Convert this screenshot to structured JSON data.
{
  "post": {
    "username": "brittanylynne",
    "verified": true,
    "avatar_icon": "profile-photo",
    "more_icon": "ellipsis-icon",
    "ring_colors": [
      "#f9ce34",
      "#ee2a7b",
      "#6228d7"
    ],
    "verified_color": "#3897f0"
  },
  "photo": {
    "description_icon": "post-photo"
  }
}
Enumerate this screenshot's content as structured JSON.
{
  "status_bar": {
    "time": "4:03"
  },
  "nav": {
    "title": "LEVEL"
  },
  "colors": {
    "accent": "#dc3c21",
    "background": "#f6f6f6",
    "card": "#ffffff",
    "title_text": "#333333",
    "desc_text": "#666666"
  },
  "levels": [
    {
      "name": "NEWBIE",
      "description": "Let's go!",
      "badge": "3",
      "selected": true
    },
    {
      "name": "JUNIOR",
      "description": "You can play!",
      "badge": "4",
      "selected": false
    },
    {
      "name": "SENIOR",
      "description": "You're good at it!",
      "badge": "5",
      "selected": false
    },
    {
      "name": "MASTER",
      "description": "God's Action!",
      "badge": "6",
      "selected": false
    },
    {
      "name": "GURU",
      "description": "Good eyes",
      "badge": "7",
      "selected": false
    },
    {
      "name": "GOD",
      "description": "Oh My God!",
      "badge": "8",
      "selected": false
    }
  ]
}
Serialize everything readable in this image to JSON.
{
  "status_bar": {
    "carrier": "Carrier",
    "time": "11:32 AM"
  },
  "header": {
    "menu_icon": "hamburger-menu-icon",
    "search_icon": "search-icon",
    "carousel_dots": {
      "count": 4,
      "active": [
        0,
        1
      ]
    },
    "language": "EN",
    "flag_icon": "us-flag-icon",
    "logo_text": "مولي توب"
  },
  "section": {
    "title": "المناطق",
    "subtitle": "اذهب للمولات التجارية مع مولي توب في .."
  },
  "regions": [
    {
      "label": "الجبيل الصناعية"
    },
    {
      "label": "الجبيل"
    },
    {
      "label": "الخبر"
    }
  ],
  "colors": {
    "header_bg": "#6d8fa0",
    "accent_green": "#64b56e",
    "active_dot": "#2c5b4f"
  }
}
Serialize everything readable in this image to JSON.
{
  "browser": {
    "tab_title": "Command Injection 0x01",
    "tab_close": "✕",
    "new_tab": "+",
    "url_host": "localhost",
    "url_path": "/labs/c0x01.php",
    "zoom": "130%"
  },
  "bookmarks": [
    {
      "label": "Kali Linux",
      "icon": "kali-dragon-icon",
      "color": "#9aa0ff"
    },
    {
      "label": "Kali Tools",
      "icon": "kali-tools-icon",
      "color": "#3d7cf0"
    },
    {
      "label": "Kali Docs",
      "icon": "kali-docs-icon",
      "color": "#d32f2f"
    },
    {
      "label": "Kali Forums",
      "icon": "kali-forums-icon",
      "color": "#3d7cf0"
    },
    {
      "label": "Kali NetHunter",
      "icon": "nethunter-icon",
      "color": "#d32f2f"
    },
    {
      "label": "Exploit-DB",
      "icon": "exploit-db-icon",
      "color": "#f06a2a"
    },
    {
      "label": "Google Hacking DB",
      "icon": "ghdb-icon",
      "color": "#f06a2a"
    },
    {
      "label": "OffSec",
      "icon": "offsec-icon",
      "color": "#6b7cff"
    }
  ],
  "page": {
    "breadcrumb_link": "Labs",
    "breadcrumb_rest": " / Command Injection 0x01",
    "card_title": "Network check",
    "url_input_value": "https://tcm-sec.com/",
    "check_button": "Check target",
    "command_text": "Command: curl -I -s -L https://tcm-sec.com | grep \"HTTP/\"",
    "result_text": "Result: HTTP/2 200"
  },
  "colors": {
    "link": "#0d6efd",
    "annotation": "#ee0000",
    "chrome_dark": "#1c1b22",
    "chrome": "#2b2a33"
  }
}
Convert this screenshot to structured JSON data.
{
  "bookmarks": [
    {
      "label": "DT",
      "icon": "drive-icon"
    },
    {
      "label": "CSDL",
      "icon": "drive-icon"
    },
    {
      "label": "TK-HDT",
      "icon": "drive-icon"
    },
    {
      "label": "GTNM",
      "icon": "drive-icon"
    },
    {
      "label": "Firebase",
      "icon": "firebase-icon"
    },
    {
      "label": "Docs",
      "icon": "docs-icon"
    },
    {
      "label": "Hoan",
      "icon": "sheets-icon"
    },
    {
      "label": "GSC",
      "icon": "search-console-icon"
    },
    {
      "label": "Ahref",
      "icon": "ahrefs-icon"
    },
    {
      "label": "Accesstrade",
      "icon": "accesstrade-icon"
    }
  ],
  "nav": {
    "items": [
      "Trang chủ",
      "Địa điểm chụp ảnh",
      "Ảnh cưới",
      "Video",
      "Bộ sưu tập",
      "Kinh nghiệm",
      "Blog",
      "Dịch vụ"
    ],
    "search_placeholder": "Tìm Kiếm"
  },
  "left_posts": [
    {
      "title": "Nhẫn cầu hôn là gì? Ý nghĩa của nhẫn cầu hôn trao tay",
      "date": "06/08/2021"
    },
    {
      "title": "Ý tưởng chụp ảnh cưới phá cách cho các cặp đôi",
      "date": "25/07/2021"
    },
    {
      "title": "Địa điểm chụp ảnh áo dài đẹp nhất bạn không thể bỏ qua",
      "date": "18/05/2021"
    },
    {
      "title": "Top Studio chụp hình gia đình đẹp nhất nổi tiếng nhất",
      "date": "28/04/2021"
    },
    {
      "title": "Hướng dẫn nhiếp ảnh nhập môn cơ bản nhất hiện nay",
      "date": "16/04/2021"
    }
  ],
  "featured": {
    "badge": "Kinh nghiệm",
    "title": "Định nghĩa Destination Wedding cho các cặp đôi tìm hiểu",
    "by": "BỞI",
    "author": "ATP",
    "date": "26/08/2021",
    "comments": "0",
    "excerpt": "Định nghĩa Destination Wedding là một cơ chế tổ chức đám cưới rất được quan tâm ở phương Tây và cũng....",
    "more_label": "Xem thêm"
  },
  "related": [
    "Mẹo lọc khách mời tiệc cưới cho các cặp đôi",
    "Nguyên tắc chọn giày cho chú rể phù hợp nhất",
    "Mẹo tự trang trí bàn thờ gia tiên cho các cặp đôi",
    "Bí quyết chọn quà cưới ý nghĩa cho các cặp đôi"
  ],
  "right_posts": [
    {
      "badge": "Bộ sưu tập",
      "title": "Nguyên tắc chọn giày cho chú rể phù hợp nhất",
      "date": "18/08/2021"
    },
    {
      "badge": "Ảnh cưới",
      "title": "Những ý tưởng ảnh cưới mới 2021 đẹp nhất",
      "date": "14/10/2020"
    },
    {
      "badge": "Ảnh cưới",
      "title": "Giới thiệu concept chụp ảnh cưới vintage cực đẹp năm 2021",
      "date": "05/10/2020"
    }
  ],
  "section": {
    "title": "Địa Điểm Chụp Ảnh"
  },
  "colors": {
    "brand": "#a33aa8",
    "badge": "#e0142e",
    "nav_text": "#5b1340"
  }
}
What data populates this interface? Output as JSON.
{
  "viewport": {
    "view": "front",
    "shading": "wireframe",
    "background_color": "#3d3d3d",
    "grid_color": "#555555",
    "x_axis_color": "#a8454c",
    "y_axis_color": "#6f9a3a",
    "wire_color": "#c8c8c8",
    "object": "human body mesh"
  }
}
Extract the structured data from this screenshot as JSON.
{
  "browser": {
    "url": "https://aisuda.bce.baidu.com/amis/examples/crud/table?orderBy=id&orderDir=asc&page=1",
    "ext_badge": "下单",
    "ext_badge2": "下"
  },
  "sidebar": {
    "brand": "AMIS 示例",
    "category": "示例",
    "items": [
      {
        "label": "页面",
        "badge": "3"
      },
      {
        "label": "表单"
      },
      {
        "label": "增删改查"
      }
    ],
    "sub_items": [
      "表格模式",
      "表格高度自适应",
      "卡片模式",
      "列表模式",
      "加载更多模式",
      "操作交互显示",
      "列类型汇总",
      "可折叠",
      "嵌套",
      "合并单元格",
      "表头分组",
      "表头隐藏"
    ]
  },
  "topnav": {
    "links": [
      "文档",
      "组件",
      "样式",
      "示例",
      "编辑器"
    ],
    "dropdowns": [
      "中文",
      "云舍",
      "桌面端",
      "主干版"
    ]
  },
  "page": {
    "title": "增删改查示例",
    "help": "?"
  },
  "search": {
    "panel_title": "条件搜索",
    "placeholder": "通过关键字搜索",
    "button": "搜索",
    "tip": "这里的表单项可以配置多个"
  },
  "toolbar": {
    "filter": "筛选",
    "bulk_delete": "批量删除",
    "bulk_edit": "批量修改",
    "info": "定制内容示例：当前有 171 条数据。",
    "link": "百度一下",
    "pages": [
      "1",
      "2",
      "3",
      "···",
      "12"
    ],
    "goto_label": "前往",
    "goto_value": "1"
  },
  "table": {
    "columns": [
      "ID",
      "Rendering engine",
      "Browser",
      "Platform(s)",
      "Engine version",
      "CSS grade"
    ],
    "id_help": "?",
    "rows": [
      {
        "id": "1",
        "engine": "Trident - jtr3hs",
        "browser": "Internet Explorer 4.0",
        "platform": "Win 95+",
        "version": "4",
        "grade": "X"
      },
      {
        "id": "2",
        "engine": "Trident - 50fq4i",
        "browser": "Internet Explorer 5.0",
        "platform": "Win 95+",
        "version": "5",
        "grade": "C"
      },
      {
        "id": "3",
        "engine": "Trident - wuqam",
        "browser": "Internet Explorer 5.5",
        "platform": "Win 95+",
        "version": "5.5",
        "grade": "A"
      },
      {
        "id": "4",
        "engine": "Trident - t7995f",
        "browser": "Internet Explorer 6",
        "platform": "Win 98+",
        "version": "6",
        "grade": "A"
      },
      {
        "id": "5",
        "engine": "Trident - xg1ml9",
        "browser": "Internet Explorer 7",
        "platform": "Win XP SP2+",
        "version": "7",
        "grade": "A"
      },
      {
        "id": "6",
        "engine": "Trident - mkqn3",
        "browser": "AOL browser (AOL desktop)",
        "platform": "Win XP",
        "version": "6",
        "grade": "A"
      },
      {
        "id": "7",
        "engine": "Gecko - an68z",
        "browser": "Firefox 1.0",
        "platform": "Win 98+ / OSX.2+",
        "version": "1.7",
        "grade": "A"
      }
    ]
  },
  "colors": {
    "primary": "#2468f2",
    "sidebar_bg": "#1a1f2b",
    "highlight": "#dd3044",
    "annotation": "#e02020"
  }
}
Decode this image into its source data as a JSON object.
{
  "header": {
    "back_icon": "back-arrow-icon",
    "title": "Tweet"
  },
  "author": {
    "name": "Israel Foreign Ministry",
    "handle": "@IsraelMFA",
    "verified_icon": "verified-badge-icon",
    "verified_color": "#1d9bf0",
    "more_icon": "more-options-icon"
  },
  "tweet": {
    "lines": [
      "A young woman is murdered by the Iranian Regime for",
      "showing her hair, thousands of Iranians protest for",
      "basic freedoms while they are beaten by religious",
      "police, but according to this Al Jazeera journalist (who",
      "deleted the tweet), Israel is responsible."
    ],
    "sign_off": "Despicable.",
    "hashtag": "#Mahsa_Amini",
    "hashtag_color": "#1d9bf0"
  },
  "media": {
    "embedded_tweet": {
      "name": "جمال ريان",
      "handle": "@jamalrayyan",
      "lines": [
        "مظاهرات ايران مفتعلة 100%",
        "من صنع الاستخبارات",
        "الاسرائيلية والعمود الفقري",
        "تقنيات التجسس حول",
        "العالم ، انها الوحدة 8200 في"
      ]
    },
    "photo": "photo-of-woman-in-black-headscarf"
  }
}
######
▸ **Objective**
Extract each line holding the string "tưởng".

▸ **Reply to the task**
      "title": "Ý tưởng chụp ảnh cưới phá cách cho các cặp đôi",
      "title": "Những ý tưởng ảnh cưới mới 2021 đẹp nhất",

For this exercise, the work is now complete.